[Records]
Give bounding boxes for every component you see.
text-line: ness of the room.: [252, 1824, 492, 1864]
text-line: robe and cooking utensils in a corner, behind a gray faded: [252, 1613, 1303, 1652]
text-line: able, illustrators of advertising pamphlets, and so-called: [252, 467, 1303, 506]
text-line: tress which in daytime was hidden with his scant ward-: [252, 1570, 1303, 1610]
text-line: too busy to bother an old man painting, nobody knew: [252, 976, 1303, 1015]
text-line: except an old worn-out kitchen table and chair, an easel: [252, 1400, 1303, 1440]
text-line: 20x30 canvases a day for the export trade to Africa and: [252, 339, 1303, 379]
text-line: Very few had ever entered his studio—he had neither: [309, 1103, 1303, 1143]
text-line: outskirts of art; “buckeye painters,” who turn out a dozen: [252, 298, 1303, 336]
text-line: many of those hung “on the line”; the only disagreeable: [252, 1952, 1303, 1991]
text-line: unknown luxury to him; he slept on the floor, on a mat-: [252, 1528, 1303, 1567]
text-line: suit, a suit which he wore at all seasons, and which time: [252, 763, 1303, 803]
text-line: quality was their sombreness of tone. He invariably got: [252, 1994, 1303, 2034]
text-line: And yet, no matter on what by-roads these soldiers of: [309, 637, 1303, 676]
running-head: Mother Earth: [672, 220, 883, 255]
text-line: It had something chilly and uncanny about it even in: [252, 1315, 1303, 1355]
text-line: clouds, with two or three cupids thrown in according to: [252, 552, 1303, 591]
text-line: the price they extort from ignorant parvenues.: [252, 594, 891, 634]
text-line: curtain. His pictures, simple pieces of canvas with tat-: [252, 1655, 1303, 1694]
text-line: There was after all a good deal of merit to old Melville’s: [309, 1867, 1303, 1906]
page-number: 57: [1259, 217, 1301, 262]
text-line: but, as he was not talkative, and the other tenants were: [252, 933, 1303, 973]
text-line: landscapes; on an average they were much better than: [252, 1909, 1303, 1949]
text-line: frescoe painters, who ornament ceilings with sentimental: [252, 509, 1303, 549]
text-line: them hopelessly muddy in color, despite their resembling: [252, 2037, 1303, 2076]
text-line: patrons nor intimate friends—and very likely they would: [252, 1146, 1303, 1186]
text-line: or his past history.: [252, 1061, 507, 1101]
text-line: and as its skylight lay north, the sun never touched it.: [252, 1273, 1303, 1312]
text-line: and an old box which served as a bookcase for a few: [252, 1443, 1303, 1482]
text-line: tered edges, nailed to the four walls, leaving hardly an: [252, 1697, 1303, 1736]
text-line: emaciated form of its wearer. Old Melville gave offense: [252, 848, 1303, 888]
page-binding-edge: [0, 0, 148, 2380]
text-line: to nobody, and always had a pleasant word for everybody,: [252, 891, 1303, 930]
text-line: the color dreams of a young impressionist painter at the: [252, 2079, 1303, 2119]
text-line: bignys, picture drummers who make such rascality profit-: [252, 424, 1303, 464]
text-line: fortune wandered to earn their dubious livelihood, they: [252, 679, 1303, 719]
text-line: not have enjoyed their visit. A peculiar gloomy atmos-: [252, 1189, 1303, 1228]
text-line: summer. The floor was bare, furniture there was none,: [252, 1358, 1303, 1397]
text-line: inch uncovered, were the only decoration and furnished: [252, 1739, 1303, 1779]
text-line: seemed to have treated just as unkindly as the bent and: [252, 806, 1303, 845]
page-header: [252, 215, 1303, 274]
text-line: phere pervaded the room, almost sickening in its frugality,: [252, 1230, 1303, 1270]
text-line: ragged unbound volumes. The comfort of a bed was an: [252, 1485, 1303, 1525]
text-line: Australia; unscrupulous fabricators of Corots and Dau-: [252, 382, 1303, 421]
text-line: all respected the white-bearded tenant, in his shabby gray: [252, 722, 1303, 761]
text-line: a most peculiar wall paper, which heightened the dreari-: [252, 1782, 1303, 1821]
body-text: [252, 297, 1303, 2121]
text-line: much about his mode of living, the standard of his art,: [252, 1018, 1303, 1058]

EXERCISE GOAL: Please write out, word for word, the lines from the start of the records through the line that contains "text-line: quality was", with both ends included.

RESPONSE TO THIS TASK:
Give bounding boxes for every component you see.
text-line: ness of the room.: [252, 1824, 492, 1864]
text-line: robe and cooking utensils in a corner, behind a gray faded: [252, 1613, 1303, 1652]
text-line: able, illustrators of advertising pamphlets, and so-called: [252, 467, 1303, 506]
text-line: tress which in daytime was hidden with his scant ward-: [252, 1570, 1303, 1610]
text-line: too busy to bother an old man painting, nobody knew: [252, 976, 1303, 1015]
text-line: except an old worn-out kitchen table and chair, an easel: [252, 1400, 1303, 1440]
text-line: 20x30 canvases a day for the export trade to Africa and: [252, 339, 1303, 379]
text-line: Very few had ever entered his studio—he had neither: [309, 1103, 1303, 1143]
text-line: outskirts of art; “buckeye painters,” who turn out a dozen: [252, 298, 1303, 336]
text-line: many of those hung “on the line”; the only disagreeable: [252, 1952, 1303, 1991]
text-line: unknown luxury to him; he slept on the floor, on a mat-: [252, 1528, 1303, 1567]
text-line: suit, a suit which he wore at all seasons, and which time: [252, 763, 1303, 803]
text-line: quality was their sombreness of tone. He invariably got: [252, 1994, 1303, 2034]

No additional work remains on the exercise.